— Begin —

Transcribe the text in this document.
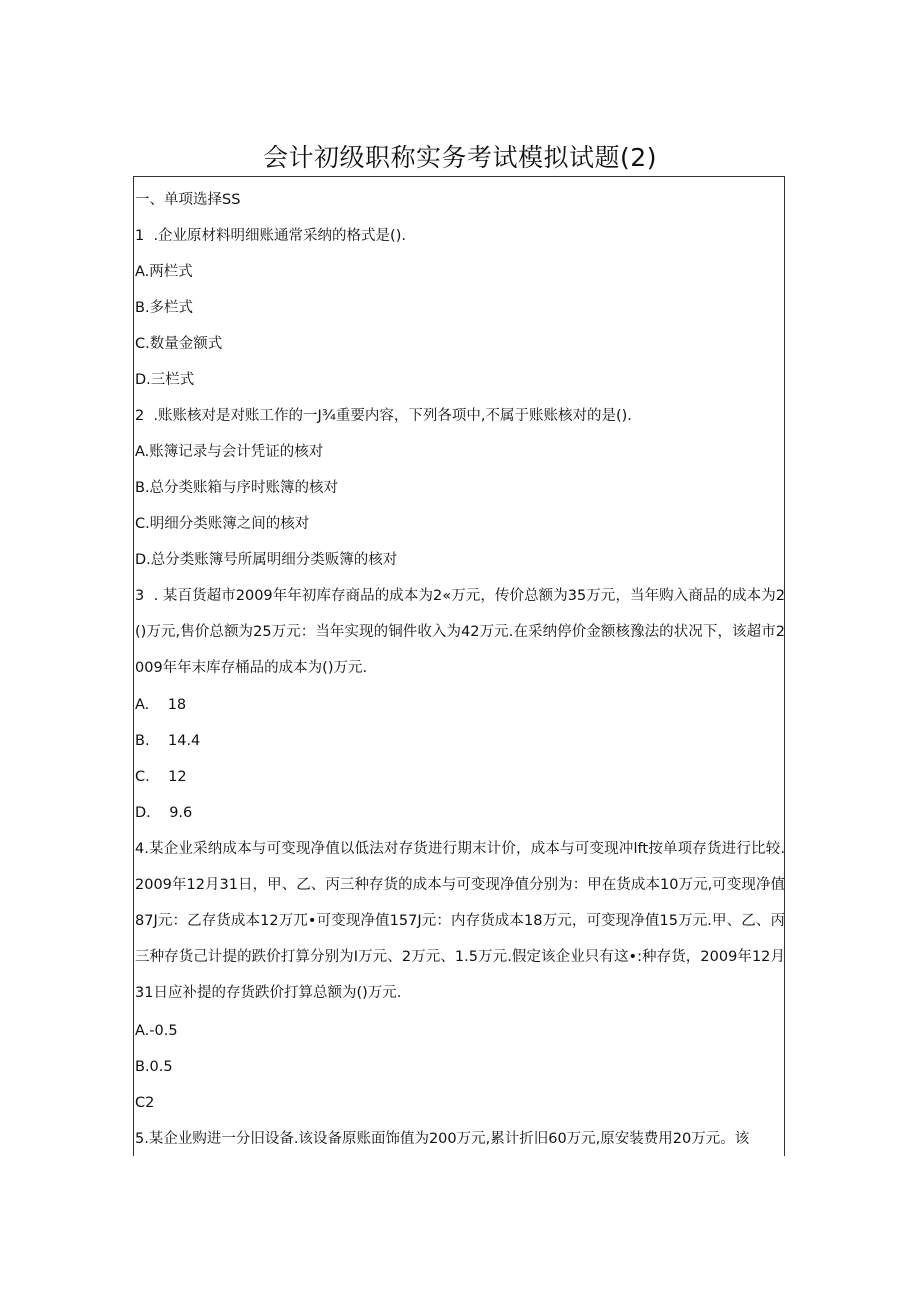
会计初级职称实务考试模拟试题(2)
一、单项选择SS
1  .企业原材料明细账通常采纳的格式是().
A.两栏式
B.多栏式
C.数量金额式
D.三栏式
2  .账账核对是对账工作的一J¾重要内容，下列各项中,不属于账账核对的是().
A.账簿记录与会计凭证的核对
B.总分类账箱与序时账簿的核对
C.明细分类账簿之间的核对
D.总分类账簿号所属明细分类贩簿的核对
3  . 某百货超市2009年年初库存商品的成本为2«万元，传价总额为35万元，当年购入商品的成本为2()万元,售价总额为25万元：当年实现的铜件收入为42万元.在采纳停价金额核豫法的状况下，该超市2009年年末库存桶品的成本为()万元.
A.    18
B.    14.4
C.    12
D.    9.6
4.某企业采纳成本与可变现净值以低法对存货进行期末计价，成本与可变现冲lft按单项存货进行比较.2009年12月31日，甲、乙、丙三种存货的成本与可变现净值分别为：甲在货成本10万元,可变现净值87J元：乙存货成本12万兀•可变现净值157J元：内存货成本18万元，可变现净值15万元.甲、乙、丙三种存货己计提的跌价打算分别为I万元、2万元、1.5万元.假定该企业只有这•:种存货，2009年12月31日应补提的存货跌价打算总额为()万元.
A.-0.5
B.0.5
C2
5.某企业购进一分旧设备.该设备原账面饰值为200万元,累计折旧60万元,原安装费用20万元。该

— End —

Request:
Transcribe the listing in full. Omit the pictures and keep every line exact.

Answer:
Transcribe the text in this document.
会计初级职称实务考试模拟试题(2)
一、单项选择SS
1  .企业原材料明细账通常采纳的格式是().
A.两栏式
B.多栏式
C.数量金额式
D.三栏式
2  .账账核对是对账工作的一J¾重要内容，下列各项中,不属于账账核对的是().
A.账簿记录与会计凭证的核对
B.总分类账箱与序时账簿的核对
C.明细分类账簿之间的核对
D.总分类账簿号所属明细分类贩簿的核对
3  . 某百货超市2009年年初库存商品的成本为2«万元，传价总额为35万元，当年购入商品的成本为2()万元,售价总额为25万元：当年实现的铜件收入为42万元.在采纳停价金额核豫法的状况下，该超市2009年年末库存桶品的成本为()万元.
A.    18
B.    14.4
C.    12
D.    9.6
4.某企业采纳成本与可变现净值以低法对存货进行期末计价，成本与可变现冲lft按单项存货进行比较.2009年12月31日，甲、乙、丙三种存货的成本与可变现净值分别为：甲在货成本10万元,可变现净值87J元：乙存货成本12万兀•可变现净值157J元：内存货成本18万元，可变现净值15万元.甲、乙、丙三种存货己计提的跌价打算分别为I万元、2万元、1.5万元.假定该企业只有这•:种存货，2009年12月31日应补提的存货跌价打算总额为()万元.
A.-0.5
B.0.5
C2
5.某企业购进一分旧设备.该设备原账面饰值为200万元,累计折旧60万元,原安装费用20万元。该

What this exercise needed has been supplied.